I want to start this by saying how much I adore Facebook. I love everything about it. I don’t care if they sell my personal information, change the settings, or take ‘friends in common” and make it hard to find. I love it so much I want to climb inside my computer and live on my page.


Oct 11, 2011by tracey Comments


I want to start this by saying how much I adore Facebook. I love everything about it. I don’t care if they sell my personal information, change the settings, or take ‘friends in common” and make it hard to find.

I love it so much I want to climb inside my computer and live on my page. I want to just hang out there with the 400 people I know and the 2200 I don’t. On  Facebook I am friends with Al Pacino and Karl Lagerfield and the first guy I ever slept with. I’m friends with people I have admired for years, and people who make me a bit nervous. I was just friended by this adorable Italian who lives in Venice and looks like he walked out of a Brideshead Revisited. I just love staring at his photo. I love it so much I want to stop writing this blog and go back and see how many people commented on my photos of the Park Ave Demonstration today.

But, aside from Facebook being the Happiest Place On Earth and you don’t have to stand in line all day for the fun, then spend two hours looking for your car, it’s also one of the best places to do your social networking.

I have probably gotten more mileage of Facebook than almost anything and I’ve had a blast doing it.




1)     Gather as many friends as you can. And forget that thing of “Yes, I know them.” Ask whomever you want to ask to be your friend. You will be amazed at the people who say yes. You will also be amazed at the people who ignore you. But again, reach out there, if you want to be an extension of your phone book fine, keep it to close friends and family. But if you are using it as a networking tool, build your base. Each week try and get ten new friends.  If only five accept that will be 260 by the end of the year.

2)     Post a variety of interesting things. Don’t just post things that appeal to your three best friends, or tag photos of your sleep-away camp’s reunion. Search for some really juicy articles, videos, songs, things people might not get to see. Make your Facebook Wall a destination. That makes you a destination and then when you put your blogs or things about your business or product there they will be taken more seriously.

3)     Don’t post things on other walls without permission. Would you come over to my house and take the art off my walls and hang your own? Exactly. Same with Facebook. There are boundaries and they need to be observed. Also don’t sign other people up for groups they don’t ask to join. I’m very happy if you are a member of Vegan Bikers for Bachmann, but leave me out of it.

4)     Don’t promote your own work on other walls.  If you have been following this series you know I will go out on limbs, but I will never post my things on others pages.  I think each person’s wall is their space and if someone wants to share something of mine then they will make that choice.
#####
Exercise task a => Summarize the Facebook post in two sentences.
The rows below come from a separate source and have no connection to the Facebook post.

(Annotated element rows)
#####
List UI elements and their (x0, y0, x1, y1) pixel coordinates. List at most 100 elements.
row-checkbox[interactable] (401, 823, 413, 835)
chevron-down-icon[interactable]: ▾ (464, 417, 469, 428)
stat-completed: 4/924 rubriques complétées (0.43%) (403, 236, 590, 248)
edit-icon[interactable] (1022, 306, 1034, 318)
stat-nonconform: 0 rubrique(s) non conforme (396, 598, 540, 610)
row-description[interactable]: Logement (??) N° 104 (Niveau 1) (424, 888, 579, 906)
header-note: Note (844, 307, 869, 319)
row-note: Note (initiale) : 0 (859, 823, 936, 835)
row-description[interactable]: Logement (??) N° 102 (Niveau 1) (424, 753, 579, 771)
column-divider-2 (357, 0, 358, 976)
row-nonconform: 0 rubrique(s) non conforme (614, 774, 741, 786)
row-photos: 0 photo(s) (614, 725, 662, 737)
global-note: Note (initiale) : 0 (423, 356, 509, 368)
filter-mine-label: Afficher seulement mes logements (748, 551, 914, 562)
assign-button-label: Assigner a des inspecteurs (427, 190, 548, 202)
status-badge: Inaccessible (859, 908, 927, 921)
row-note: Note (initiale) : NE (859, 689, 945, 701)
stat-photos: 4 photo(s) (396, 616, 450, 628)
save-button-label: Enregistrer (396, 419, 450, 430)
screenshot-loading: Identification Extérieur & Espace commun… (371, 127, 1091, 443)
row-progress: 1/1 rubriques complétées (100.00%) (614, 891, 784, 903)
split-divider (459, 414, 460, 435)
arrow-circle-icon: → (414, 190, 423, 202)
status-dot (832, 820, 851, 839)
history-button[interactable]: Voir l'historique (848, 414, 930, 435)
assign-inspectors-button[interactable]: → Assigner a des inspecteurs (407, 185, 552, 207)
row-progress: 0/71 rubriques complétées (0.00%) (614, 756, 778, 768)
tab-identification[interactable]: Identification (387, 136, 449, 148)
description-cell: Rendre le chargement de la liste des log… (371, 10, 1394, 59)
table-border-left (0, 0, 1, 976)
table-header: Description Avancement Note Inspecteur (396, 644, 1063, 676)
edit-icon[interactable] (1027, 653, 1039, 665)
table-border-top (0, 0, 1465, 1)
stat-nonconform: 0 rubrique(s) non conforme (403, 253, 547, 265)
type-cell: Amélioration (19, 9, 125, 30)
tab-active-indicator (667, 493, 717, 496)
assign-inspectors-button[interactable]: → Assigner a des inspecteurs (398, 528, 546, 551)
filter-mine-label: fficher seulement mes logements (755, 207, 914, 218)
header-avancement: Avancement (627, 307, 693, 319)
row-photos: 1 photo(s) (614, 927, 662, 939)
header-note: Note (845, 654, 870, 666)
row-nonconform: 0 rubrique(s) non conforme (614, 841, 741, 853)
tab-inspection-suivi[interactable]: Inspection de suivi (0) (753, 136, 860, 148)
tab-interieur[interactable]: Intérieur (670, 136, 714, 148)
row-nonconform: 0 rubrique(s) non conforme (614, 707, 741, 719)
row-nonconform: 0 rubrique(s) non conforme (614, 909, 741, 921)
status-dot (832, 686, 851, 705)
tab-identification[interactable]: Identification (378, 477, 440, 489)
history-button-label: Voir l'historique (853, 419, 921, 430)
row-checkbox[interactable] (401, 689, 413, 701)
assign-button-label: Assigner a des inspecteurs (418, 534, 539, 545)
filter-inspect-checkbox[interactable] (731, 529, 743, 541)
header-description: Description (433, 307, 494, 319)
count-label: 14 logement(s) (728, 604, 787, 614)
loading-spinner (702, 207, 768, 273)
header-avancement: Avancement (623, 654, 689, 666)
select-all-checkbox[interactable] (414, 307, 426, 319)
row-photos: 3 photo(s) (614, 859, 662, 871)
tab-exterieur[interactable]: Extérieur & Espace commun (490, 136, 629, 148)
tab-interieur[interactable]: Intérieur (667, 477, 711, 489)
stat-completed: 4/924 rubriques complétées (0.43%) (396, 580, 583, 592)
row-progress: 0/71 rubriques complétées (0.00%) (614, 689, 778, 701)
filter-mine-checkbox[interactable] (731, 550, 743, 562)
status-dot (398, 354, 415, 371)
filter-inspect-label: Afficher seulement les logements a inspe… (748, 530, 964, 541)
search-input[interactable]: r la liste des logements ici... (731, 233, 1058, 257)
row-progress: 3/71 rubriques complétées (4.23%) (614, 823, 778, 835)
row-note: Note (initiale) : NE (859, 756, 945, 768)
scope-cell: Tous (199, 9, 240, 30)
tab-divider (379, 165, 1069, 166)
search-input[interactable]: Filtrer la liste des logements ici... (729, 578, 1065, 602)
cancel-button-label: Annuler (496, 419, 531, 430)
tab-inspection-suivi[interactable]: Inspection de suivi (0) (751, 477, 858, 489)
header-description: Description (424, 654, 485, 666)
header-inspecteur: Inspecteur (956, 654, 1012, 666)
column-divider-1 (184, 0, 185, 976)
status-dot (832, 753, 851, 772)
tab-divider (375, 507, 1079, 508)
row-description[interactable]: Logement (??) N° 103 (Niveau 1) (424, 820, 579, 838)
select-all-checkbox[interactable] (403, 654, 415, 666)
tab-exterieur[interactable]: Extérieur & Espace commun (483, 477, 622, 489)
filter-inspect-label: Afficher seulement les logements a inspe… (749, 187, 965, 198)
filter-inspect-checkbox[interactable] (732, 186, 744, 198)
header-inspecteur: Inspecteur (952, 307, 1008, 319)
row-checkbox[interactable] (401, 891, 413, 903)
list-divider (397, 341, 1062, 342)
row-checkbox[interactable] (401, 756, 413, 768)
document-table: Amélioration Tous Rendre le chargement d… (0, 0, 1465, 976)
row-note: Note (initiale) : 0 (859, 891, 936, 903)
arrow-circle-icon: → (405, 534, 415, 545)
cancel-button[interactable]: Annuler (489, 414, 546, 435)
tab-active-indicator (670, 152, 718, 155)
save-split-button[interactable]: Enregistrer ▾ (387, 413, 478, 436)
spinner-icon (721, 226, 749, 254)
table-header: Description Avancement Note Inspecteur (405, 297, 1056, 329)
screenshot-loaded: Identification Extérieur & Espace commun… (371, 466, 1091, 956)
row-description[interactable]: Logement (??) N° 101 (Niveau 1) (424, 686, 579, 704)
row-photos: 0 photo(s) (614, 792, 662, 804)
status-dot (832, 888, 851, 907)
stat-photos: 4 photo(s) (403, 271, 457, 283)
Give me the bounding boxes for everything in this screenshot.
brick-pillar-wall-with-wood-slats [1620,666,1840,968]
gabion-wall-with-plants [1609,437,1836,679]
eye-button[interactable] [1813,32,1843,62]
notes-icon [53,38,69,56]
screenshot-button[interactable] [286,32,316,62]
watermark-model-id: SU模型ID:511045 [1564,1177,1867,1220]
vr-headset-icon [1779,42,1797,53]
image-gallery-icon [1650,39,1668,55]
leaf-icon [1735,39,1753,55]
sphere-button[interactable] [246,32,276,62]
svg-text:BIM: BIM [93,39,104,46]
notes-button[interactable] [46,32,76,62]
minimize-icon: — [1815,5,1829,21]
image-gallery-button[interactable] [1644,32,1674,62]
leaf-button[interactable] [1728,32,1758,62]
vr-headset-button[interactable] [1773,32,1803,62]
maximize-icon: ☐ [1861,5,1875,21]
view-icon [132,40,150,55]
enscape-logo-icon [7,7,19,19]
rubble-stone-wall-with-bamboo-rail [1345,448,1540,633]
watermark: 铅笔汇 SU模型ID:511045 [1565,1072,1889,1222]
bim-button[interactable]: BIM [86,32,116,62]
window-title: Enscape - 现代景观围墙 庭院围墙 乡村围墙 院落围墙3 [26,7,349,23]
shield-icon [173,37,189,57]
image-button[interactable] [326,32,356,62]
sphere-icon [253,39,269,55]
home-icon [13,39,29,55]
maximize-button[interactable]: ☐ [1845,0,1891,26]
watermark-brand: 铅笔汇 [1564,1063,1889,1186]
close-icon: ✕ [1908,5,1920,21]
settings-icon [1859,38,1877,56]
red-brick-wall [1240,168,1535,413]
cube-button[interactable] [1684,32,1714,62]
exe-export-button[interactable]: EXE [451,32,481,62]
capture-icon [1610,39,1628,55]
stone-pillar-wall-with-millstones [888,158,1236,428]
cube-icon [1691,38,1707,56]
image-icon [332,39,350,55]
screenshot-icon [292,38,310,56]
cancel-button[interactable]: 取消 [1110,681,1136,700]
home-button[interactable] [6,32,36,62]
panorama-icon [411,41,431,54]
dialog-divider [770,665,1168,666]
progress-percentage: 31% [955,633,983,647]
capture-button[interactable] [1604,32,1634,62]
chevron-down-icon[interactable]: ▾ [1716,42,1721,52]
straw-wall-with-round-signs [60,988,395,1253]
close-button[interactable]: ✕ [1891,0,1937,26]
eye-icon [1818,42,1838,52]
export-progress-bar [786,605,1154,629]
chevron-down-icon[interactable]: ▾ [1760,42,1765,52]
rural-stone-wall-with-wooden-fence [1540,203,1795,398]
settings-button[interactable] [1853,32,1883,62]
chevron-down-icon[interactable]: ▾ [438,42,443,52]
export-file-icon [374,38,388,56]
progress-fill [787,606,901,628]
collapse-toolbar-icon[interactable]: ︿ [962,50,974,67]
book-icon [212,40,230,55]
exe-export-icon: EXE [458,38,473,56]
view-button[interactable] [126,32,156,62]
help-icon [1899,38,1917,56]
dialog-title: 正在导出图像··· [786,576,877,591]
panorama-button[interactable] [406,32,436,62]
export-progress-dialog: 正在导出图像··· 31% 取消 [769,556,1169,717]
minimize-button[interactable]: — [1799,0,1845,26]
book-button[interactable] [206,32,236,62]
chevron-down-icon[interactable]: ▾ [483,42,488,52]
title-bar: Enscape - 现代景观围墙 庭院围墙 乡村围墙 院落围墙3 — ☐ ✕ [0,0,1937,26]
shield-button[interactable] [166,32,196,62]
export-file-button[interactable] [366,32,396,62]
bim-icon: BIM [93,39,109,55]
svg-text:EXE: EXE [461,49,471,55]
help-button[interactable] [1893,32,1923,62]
#####
Exercise task b => Swap "interactable" for "clickable" in the rows from the start of the records through the line holding "edit-icon[interactable] (1022, 306, 1034, 318)", inclusive, and give only those lines.

Full output a => The writer adores Facebook regardless of its handling of personal information or settings changes, and calls it one of the best places for social networking. The post advises gathering as many friends as possible, posting a variety of interesting things, not posting on other walls without permission, and not promoting one's own work on other walls.

Full output b =>
List UI elements and their (x0, y0, x1, y1) pixel coordinates. List at most 100 elements.
row-checkbox[clickable] (401, 823, 413, 835)
chevron-down-icon[clickable]: ▾ (464, 417, 469, 428)
stat-completed: 4/924 rubriques complétées (0.43%) (403, 236, 590, 248)
edit-icon[clickable] (1022, 306, 1034, 318)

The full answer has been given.